Search the records for "обладнання" and copy each line that holds it.

++++++++++++++++++++

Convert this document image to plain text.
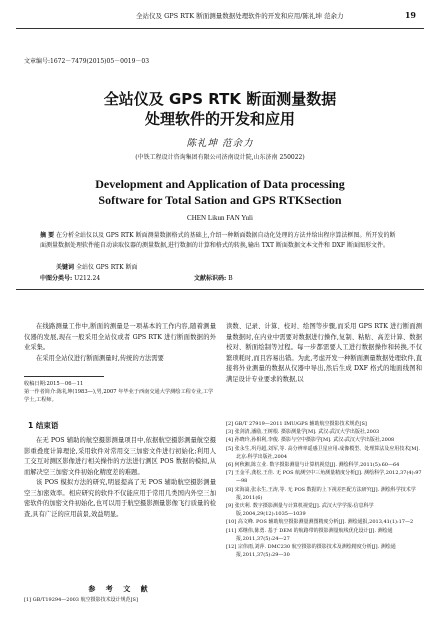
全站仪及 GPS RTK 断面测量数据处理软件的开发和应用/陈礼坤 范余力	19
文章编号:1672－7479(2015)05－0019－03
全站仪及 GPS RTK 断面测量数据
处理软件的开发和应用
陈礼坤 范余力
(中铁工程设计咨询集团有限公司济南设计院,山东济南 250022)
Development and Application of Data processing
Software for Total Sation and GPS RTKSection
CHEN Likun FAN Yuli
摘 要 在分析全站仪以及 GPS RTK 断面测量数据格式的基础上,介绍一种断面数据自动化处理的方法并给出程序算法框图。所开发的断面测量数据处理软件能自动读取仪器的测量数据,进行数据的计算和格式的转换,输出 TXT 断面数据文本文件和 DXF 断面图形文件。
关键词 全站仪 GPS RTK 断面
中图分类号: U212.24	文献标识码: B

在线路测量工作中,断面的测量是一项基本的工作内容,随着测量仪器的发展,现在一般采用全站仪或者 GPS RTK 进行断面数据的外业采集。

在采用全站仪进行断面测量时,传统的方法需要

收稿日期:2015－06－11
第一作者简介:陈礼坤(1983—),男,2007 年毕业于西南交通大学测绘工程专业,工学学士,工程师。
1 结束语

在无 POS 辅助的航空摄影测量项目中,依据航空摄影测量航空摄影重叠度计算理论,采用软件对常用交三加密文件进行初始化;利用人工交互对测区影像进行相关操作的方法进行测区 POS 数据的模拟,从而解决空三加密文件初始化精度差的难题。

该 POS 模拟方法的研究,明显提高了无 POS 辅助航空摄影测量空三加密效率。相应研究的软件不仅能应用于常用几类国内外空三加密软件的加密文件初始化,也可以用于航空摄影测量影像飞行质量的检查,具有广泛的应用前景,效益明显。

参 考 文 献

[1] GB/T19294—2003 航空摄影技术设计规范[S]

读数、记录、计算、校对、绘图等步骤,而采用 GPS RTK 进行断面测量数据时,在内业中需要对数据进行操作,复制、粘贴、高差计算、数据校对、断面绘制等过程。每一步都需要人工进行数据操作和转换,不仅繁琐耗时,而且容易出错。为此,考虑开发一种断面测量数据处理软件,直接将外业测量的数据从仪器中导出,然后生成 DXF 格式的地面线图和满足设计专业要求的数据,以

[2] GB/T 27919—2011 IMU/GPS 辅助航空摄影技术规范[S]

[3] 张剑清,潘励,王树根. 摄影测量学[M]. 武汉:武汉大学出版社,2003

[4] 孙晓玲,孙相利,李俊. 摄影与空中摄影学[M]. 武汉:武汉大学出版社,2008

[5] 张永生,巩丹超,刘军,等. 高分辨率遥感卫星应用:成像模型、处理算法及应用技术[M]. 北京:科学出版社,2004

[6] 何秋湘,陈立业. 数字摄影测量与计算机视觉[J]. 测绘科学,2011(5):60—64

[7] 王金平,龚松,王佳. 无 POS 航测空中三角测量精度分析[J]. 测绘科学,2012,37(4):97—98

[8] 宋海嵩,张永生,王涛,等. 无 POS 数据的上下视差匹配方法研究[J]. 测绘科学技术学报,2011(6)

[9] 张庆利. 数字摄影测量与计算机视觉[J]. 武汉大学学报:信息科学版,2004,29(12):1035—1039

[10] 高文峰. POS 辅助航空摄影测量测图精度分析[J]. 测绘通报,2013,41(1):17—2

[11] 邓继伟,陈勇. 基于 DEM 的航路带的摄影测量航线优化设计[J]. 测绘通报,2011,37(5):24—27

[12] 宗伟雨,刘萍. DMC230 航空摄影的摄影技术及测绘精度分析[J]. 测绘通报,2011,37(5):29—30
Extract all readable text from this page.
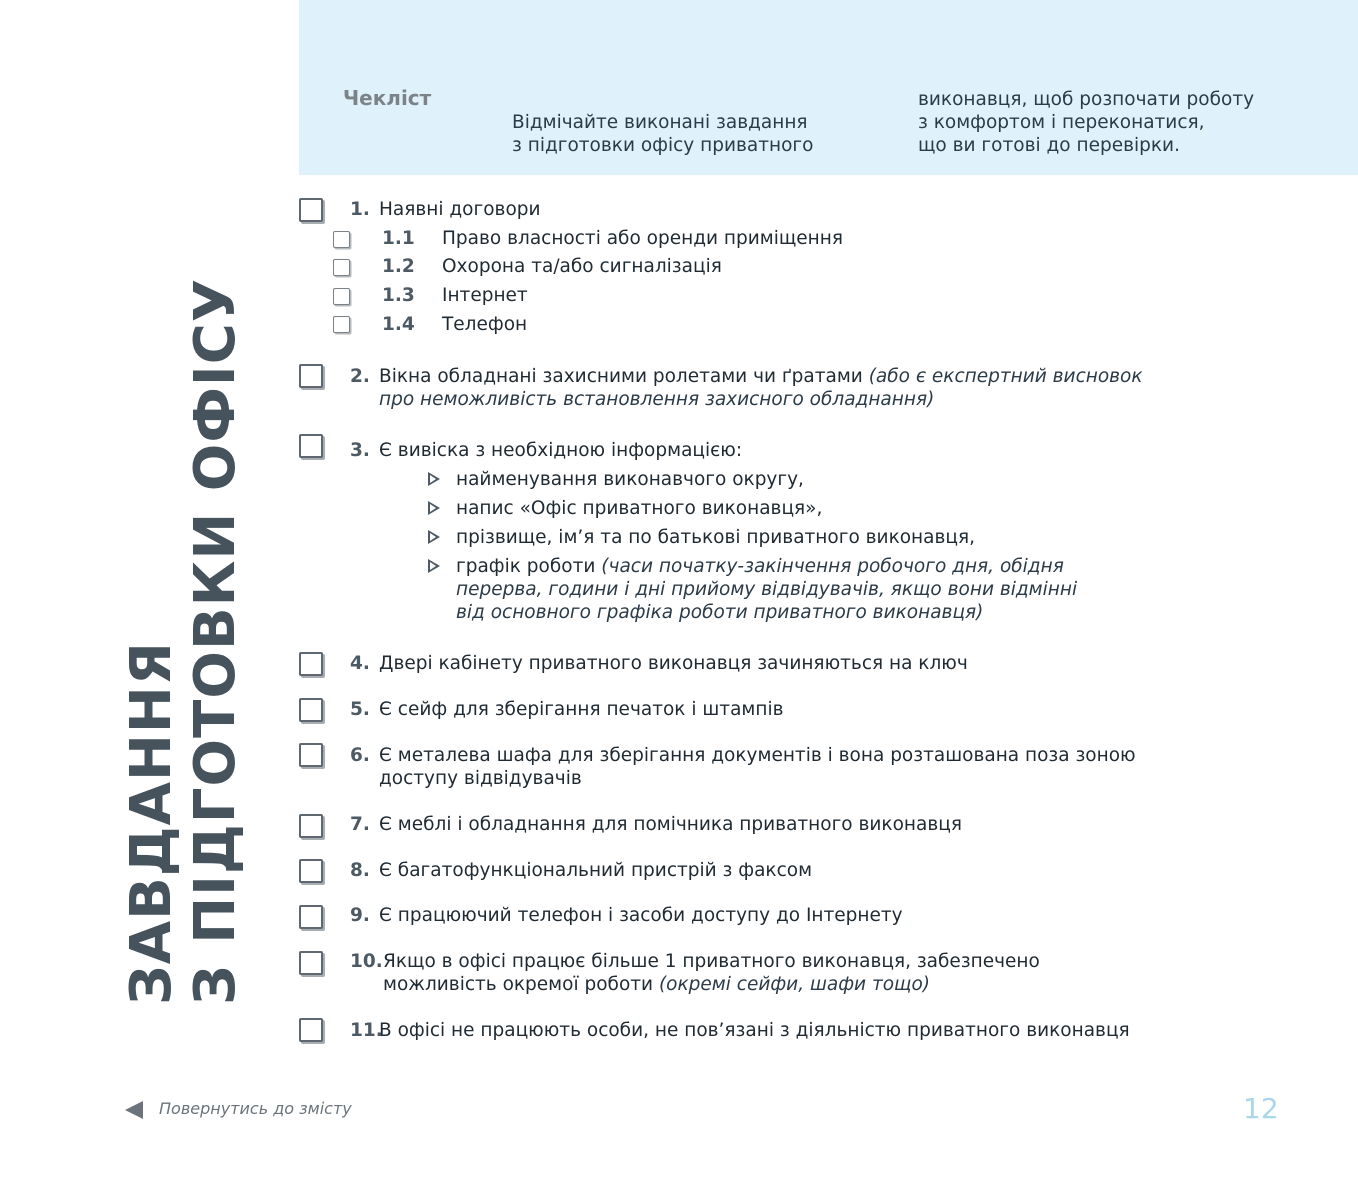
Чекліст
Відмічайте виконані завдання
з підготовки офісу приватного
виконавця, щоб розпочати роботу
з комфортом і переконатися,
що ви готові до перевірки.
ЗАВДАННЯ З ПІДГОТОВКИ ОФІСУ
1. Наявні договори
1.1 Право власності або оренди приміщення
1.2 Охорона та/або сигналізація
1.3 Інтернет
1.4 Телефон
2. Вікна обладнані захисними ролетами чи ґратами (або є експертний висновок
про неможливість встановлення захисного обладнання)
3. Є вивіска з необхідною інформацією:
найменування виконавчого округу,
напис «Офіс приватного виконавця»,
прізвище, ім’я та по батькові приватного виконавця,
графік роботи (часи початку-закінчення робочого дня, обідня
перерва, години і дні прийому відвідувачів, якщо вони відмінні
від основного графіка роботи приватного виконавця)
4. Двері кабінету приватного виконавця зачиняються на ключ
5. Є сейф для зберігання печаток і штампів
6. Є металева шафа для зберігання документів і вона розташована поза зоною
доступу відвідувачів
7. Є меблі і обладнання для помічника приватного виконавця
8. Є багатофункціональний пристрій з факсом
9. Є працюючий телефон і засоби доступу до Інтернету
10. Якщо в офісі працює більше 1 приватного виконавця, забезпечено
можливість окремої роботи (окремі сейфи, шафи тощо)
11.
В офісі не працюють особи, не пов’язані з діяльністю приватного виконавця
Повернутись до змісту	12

++++++++++++++++++++

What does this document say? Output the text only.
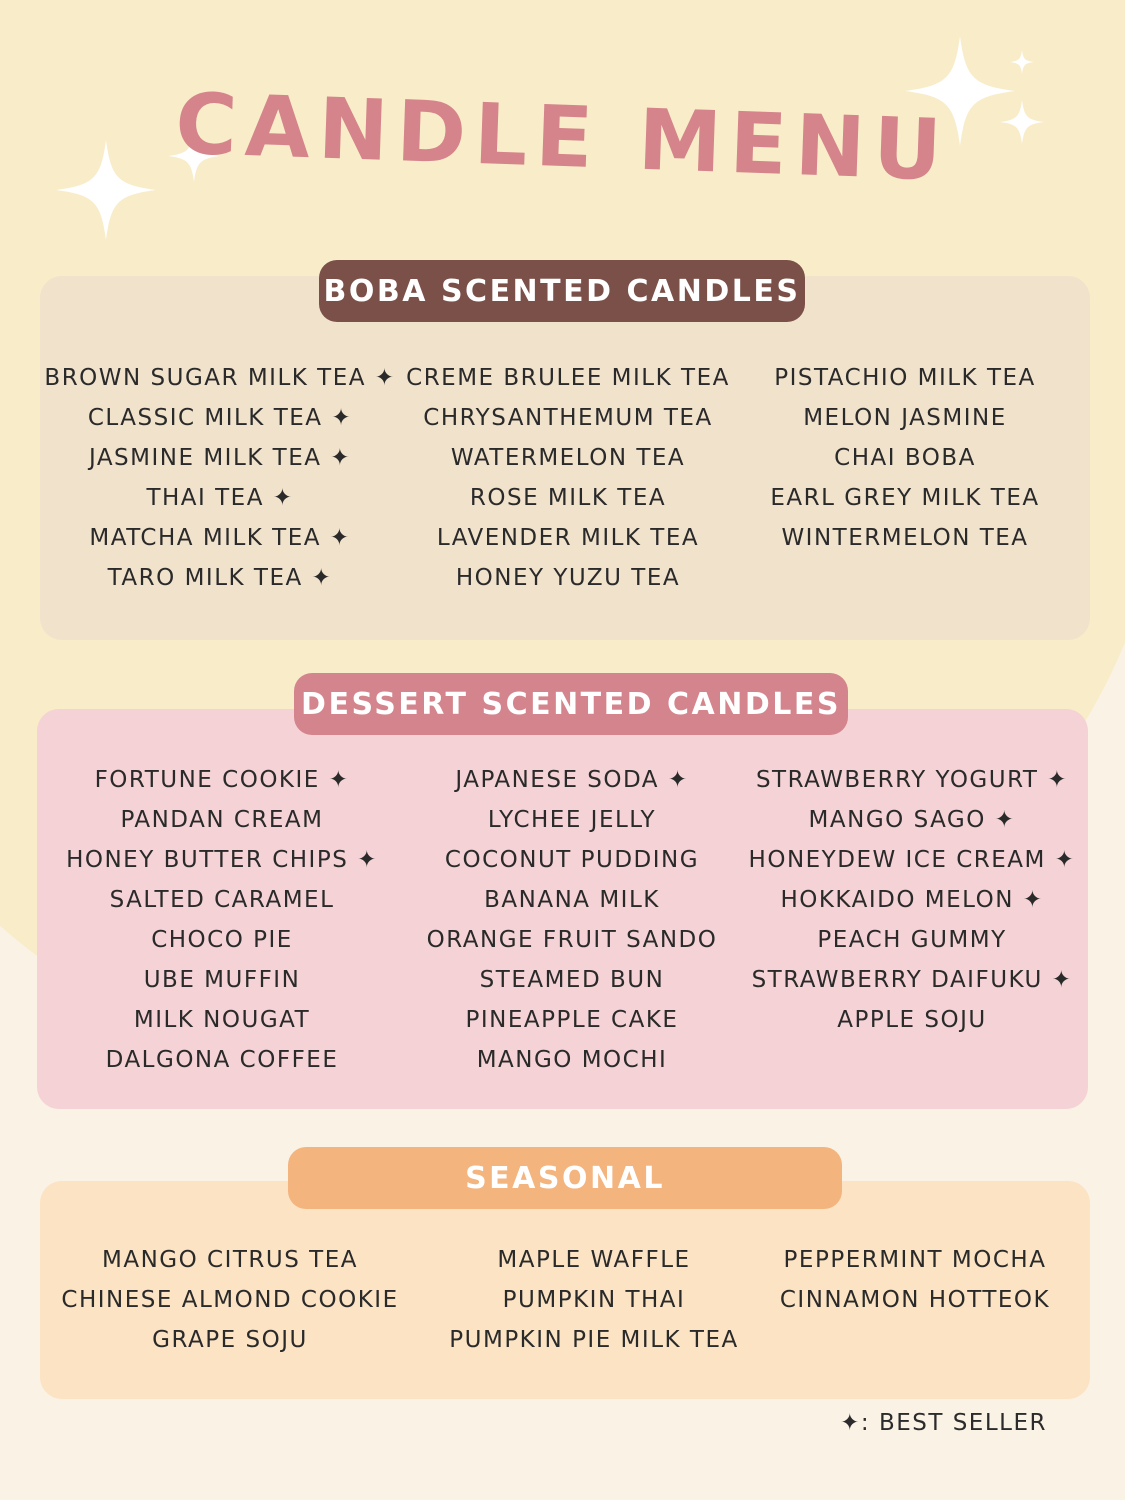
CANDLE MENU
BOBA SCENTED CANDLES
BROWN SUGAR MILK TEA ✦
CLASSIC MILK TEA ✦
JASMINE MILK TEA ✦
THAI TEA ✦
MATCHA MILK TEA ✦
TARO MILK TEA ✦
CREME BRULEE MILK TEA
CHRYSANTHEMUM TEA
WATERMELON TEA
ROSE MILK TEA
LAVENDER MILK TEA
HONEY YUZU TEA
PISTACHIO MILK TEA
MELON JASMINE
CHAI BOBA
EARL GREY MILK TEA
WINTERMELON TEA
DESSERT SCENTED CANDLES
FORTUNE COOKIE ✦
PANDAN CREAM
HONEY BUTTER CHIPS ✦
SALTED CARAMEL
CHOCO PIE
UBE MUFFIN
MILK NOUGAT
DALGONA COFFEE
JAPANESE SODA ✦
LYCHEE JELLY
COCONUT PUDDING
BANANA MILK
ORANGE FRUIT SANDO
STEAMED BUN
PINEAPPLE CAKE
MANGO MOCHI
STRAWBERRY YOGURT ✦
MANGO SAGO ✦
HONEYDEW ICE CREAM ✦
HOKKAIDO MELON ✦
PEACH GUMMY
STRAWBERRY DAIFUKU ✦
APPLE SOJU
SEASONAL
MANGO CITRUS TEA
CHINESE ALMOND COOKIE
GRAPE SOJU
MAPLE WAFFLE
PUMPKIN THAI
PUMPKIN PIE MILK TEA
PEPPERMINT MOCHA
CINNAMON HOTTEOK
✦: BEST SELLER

++++++++++++++++++++

== Completed exercise ==
про неможливість встановлення захисного обладнання)
7. Є меблі і обладнання для помічника приватного виконавця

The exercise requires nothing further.